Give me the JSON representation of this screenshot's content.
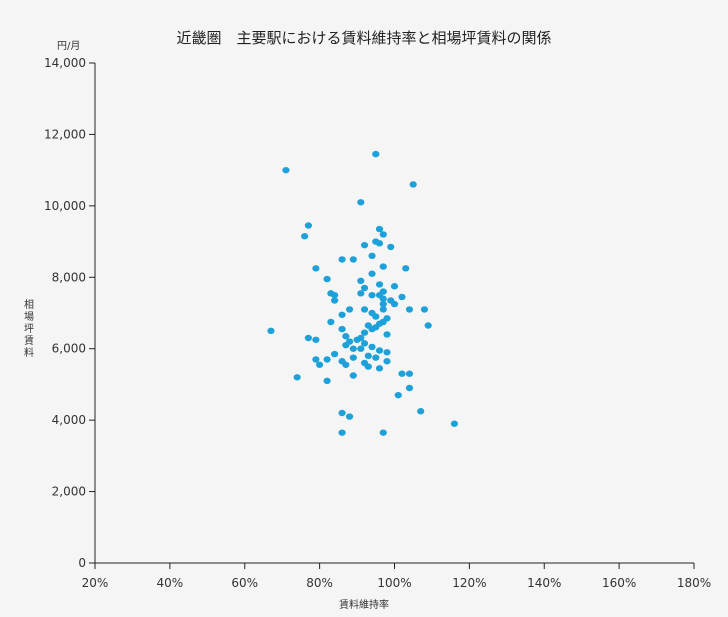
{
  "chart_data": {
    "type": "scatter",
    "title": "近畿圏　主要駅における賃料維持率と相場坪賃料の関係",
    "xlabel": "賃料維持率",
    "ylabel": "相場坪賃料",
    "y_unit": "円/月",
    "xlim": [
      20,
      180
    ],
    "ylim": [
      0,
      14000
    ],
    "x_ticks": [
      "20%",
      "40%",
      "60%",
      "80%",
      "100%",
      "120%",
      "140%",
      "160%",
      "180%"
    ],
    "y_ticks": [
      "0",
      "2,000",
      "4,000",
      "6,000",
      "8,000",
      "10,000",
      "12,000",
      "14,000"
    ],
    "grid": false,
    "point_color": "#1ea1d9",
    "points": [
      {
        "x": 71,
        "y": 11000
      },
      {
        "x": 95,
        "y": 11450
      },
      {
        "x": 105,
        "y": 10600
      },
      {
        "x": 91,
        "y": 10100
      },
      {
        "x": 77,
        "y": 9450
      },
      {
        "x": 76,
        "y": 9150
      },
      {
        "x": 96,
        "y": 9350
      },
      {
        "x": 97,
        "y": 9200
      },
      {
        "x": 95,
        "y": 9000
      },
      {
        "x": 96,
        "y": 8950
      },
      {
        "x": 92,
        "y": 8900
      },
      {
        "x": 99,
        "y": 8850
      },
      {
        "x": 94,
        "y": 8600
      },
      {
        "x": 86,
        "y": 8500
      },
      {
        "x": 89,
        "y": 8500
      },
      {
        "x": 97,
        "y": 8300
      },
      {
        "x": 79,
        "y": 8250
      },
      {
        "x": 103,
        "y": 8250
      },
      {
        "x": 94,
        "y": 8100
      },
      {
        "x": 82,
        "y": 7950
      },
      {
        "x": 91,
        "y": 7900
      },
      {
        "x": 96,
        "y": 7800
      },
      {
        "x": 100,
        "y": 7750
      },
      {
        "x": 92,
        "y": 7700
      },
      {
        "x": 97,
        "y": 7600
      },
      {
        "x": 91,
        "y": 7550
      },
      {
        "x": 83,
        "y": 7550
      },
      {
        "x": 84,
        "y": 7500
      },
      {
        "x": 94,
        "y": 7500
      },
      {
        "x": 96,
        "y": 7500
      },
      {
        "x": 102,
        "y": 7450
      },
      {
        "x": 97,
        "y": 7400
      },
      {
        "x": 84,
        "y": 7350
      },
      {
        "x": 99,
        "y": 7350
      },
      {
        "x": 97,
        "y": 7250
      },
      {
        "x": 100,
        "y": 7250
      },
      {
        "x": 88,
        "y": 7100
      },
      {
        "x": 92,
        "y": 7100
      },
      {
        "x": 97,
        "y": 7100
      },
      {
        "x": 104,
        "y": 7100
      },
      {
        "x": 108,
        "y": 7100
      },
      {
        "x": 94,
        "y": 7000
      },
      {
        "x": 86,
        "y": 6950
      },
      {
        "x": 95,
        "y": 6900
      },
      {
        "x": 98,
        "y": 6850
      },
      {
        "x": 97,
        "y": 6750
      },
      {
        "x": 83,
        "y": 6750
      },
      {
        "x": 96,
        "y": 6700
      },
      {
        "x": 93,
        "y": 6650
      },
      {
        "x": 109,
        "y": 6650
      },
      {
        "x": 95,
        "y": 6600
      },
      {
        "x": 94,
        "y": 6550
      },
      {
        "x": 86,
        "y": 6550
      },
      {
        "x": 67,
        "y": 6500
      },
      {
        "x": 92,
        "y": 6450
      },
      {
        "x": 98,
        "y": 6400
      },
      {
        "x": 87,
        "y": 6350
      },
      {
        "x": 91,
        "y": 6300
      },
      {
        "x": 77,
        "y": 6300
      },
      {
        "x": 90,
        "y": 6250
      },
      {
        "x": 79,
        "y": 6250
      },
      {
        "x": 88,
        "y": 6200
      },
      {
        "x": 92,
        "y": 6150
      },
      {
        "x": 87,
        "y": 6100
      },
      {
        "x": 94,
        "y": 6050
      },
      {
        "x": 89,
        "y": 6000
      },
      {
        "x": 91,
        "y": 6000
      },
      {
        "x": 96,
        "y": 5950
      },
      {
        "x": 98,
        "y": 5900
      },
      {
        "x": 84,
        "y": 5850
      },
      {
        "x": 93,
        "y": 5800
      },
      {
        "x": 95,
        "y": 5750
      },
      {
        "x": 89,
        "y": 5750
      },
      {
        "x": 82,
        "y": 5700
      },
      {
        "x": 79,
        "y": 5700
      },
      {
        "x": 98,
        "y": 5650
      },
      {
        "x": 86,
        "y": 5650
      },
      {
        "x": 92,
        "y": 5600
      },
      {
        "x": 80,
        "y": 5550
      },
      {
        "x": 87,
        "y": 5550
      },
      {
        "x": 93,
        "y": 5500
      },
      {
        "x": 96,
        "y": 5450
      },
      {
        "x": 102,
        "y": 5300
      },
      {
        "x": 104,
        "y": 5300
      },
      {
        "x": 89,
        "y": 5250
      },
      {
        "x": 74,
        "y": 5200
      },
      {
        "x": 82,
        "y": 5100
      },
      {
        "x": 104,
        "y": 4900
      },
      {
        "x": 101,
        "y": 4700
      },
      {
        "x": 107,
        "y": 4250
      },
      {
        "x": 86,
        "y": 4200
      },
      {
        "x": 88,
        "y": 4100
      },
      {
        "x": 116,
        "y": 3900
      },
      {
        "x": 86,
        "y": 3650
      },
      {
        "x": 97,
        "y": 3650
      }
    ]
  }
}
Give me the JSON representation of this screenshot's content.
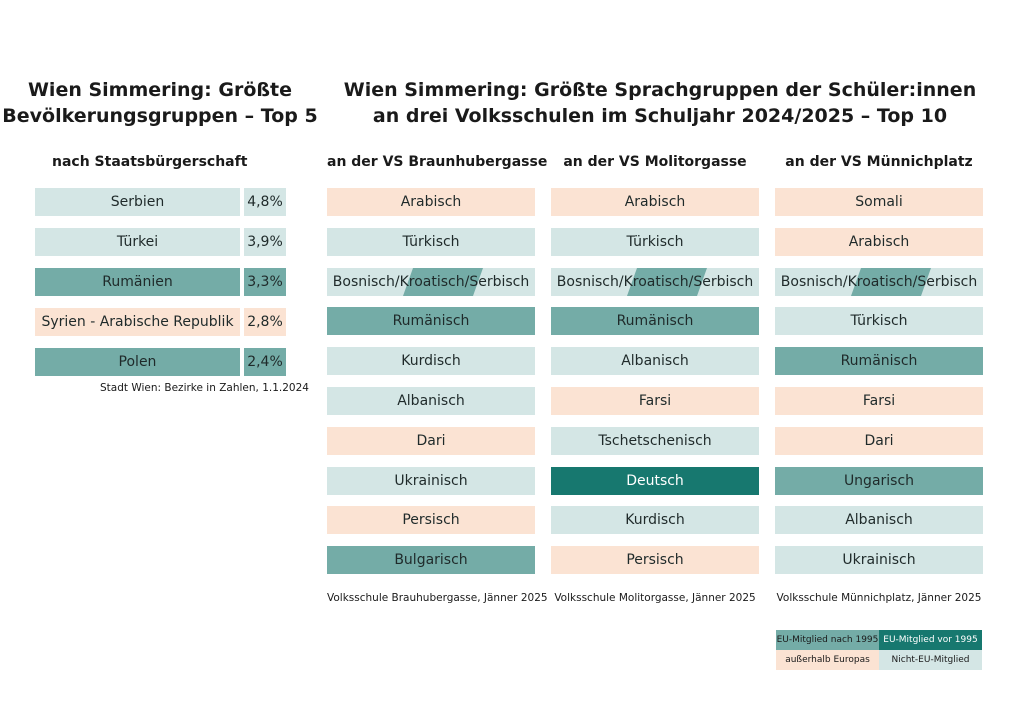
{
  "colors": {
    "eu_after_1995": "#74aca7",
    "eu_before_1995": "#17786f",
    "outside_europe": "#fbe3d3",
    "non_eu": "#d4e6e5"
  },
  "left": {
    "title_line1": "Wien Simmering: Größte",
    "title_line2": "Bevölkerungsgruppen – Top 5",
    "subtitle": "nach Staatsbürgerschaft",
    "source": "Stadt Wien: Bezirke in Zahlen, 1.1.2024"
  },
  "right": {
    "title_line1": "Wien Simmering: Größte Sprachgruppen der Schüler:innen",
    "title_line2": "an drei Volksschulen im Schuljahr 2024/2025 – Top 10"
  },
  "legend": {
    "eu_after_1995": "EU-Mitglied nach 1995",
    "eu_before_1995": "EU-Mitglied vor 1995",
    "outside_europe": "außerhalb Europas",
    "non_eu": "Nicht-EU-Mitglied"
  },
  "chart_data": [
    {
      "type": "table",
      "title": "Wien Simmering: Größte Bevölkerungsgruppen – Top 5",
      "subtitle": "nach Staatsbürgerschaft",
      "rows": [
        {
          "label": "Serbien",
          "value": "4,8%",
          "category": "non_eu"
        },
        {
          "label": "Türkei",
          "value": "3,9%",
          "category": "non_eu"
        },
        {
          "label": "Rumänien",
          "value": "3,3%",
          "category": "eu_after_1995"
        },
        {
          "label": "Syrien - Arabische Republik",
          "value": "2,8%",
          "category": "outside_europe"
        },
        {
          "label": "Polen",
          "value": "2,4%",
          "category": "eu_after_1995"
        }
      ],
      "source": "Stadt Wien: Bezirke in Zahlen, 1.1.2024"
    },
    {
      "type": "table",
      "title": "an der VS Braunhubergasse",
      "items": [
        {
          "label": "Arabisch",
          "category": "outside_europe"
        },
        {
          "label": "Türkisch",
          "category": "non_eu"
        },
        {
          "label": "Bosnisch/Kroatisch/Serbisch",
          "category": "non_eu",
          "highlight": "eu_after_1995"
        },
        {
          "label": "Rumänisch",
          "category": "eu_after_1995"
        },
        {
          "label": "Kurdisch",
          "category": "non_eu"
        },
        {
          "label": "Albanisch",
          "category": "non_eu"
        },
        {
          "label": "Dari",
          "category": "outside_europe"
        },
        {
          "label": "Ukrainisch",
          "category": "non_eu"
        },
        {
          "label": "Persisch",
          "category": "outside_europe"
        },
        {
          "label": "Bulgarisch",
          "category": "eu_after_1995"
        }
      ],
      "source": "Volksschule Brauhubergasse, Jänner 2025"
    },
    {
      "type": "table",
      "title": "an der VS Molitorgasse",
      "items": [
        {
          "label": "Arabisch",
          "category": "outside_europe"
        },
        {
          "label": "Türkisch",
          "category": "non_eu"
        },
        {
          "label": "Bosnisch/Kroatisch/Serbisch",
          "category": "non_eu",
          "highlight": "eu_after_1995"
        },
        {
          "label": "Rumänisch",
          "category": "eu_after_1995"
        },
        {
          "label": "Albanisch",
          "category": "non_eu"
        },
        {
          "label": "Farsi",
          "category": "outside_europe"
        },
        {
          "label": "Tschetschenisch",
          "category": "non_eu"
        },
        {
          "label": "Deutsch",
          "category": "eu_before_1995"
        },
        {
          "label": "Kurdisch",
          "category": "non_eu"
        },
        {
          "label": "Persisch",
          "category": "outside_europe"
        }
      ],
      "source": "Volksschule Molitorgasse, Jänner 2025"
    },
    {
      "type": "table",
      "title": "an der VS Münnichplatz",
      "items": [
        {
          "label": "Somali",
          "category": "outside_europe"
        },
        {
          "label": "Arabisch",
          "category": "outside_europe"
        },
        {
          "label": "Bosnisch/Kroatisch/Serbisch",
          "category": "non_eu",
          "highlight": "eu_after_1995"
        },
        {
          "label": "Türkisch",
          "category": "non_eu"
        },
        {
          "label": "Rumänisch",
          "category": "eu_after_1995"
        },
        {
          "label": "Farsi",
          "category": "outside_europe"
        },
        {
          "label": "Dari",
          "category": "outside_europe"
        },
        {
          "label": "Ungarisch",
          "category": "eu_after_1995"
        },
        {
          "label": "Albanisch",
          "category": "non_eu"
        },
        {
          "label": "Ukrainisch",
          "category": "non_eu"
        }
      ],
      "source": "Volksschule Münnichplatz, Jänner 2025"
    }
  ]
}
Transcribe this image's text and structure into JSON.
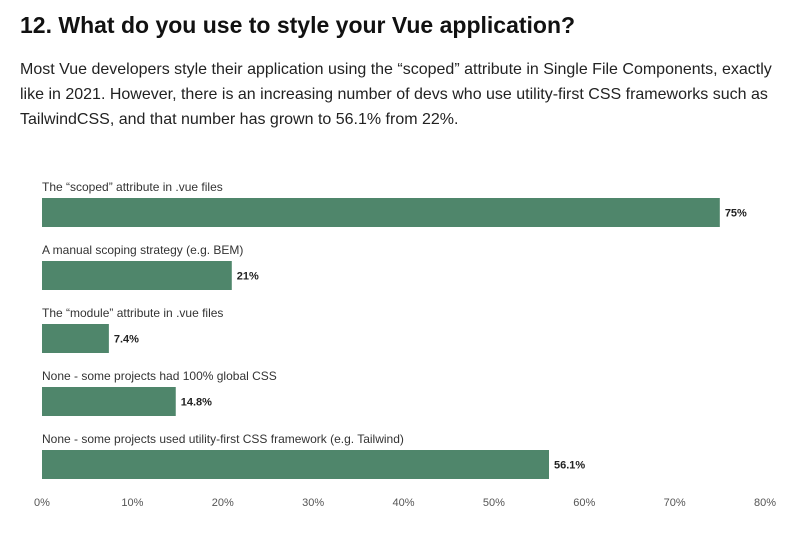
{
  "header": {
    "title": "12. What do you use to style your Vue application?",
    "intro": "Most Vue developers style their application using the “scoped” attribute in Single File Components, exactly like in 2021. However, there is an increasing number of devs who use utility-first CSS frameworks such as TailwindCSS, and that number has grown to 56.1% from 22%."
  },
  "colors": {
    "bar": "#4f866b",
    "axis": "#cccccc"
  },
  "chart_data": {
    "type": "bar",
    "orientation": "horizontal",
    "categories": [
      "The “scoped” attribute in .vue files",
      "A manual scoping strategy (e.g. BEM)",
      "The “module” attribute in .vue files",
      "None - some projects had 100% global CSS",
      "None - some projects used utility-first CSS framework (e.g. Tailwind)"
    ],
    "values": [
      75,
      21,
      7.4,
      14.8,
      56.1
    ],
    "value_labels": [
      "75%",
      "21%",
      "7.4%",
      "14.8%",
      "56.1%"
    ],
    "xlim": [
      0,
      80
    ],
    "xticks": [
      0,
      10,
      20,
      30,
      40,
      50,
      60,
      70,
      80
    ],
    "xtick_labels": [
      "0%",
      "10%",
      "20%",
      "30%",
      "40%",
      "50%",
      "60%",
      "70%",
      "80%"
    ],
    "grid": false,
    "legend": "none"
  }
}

- - - -

▶ _YOUR GOAL_:
Show every line that contains the word "Staatsbürgerschaft".

▶ _FULL RESPONSE_:
    "subtitle": "nach Staatsbürgerschaft",
      "subtitle": "nach Staatsbürgerschaft",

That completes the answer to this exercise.